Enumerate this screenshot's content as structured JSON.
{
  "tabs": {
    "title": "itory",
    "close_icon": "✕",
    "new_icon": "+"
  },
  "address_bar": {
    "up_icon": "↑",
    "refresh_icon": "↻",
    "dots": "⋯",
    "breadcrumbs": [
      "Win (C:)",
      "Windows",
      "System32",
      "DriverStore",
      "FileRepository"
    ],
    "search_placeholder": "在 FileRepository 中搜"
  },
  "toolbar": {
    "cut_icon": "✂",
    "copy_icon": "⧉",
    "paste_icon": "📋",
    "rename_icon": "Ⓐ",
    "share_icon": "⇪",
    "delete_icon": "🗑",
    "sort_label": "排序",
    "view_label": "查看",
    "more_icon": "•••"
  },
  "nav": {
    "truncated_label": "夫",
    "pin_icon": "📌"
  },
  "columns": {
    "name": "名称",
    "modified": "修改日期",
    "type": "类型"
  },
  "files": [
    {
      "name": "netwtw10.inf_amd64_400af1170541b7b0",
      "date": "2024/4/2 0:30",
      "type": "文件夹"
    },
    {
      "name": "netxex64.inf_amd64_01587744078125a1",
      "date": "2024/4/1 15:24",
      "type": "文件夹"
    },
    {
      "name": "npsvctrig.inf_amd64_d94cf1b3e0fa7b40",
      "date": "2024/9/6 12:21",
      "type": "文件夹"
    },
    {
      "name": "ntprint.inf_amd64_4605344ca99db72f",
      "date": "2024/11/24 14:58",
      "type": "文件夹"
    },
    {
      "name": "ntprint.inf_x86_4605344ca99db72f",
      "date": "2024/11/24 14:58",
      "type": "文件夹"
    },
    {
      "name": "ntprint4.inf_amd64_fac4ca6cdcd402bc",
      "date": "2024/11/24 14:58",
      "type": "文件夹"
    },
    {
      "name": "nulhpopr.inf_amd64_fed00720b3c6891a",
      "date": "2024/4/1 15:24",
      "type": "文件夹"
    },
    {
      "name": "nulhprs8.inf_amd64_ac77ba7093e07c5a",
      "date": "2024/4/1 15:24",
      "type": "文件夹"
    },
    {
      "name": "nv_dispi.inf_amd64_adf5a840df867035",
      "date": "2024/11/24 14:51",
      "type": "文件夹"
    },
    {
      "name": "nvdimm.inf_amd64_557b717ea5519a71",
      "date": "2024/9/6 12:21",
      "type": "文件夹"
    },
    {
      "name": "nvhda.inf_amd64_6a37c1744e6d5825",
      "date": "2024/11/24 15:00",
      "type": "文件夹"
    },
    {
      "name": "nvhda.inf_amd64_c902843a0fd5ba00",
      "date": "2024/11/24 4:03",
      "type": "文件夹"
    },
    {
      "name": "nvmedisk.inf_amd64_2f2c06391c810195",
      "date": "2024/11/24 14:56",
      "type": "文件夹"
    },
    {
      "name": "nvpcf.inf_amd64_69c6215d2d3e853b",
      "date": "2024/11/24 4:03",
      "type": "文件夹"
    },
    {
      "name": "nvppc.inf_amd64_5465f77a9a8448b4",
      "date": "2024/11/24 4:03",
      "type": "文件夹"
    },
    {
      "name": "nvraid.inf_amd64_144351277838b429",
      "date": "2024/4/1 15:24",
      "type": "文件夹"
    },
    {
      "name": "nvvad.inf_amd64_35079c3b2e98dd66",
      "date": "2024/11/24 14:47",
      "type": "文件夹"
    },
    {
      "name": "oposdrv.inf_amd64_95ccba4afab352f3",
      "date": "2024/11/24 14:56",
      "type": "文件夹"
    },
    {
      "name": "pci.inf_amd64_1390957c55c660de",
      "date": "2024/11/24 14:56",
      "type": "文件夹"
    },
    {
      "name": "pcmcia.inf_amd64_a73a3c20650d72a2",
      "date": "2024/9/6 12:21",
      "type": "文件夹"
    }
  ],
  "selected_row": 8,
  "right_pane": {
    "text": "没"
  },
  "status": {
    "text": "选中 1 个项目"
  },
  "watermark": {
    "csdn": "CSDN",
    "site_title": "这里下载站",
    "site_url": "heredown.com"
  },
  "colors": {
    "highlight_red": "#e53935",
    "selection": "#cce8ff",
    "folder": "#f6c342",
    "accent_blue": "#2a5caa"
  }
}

※

• Exercise task: Set all of the records down again, exactly as they stand.

• Answer to the exercise:
Enumerate this screenshot's content as structured JSON.
{
  "tabs": {
    "title": "itory",
    "close_icon": "✕",
    "new_icon": "+"
  },
  "address_bar": {
    "up_icon": "↑",
    "refresh_icon": "↻",
    "dots": "⋯",
    "breadcrumbs": [
      "Win (C:)",
      "Windows",
      "System32",
      "DriverStore",
      "FileRepository"
    ],
    "search_placeholder": "在 FileRepository 中搜"
  },
  "toolbar": {
    "cut_icon": "✂",
    "copy_icon": "⧉",
    "paste_icon": "📋",
    "rename_icon": "Ⓐ",
    "share_icon": "⇪",
    "delete_icon": "🗑",
    "sort_label": "排序",
    "view_label": "查看",
    "more_icon": "•••"
  },
  "nav": {
    "truncated_label": "夫",
    "pin_icon": "📌"
  },
  "columns": {
    "name": "名称",
    "modified": "修改日期",
    "type": "类型"
  },
  "files": [
    {
      "name": "netwtw10.inf_amd64_400af1170541b7b0",
      "date": "2024/4/2 0:30",
      "type": "文件夹"
    },
    {
      "name": "netxex64.inf_amd64_01587744078125a1",
      "date": "2024/4/1 15:24",
      "type": "文件夹"
    },
    {
      "name": "npsvctrig.inf_amd64_d94cf1b3e0fa7b40",
      "date": "2024/9/6 12:21",
      "type": "文件夹"
    },
    {
      "name": "ntprint.inf_amd64_4605344ca99db72f",
      "date": "2024/11/24 14:58",
      "type": "文件夹"
    },
    {
      "name": "ntprint.inf_x86_4605344ca99db72f",
      "date": "2024/11/24 14:58",
      "type": "文件夹"
    },
    {
      "name": "ntprint4.inf_amd64_fac4ca6cdcd402bc",
      "date": "2024/11/24 14:58",
      "type": "文件夹"
    },
    {
      "name": "nulhpopr.inf_amd64_fed00720b3c6891a",
      "date": "2024/4/1 15:24",
      "type": "文件夹"
    },
    {
      "name": "nulhprs8.inf_amd64_ac77ba7093e07c5a",
      "date": "2024/4/1 15:24",
      "type": "文件夹"
    },
    {
      "name": "nv_dispi.inf_amd64_adf5a840df867035",
      "date": "2024/11/24 14:51",
      "type": "文件夹"
    },
    {
      "name": "nvdimm.inf_amd64_557b717ea5519a71",
      "date": "2024/9/6 12:21",
      "type": "文件夹"
    },
    {
      "name": "nvhda.inf_amd64_6a37c1744e6d5825",
      "date": "2024/11/24 15:00",
      "type": "文件夹"
    },
    {
      "name": "nvhda.inf_amd64_c902843a0fd5ba00",
      "date": "2024/11/24 4:03",
      "type": "文件夹"
    },
    {
      "name": "nvmedisk.inf_amd64_2f2c06391c810195",
      "date": "2024/11/24 14:56",
      "type": "文件夹"
    },
    {
      "name": "nvpcf.inf_amd64_69c6215d2d3e853b",
      "date": "2024/11/24 4:03",
      "type": "文件夹"
    },
    {
      "name": "nvppc.inf_amd64_5465f77a9a8448b4",
      "date": "2024/11/24 4:03",
      "type": "文件夹"
    },
    {
      "name": "nvraid.inf_amd64_144351277838b429",
      "date": "2024/4/1 15:24",
      "type": "文件夹"
    },
    {
      "name": "nvvad.inf_amd64_35079c3b2e98dd66",
      "date": "2024/11/24 14:47",
      "type": "文件夹"
    },
    {
      "name": "oposdrv.inf_amd64_95ccba4afab352f3",
      "date": "2024/11/24 14:56",
      "type": "文件夹"
    },
    {
      "name": "pci.inf_amd64_1390957c55c660de",
      "date": "2024/11/24 14:56",
      "type": "文件夹"
    },
    {
      "name": "pcmcia.inf_amd64_a73a3c20650d72a2",
      "date": "2024/9/6 12:21",
      "type": "文件夹"
    }
  ],
  "selected_row": 8,
  "right_pane": {
    "text": "没"
  },
  "status": {
    "text": "选中 1 个项目"
  },
  "watermark": {
    "csdn": "CSDN",
    "site_title": "这里下载站",
    "site_url": "heredown.com"
  },
  "colors": {
    "highlight_red": "#e53935",
    "selection": "#cce8ff",
    "folder": "#f6c342",
    "accent_blue": "#2a5caa"
  }
}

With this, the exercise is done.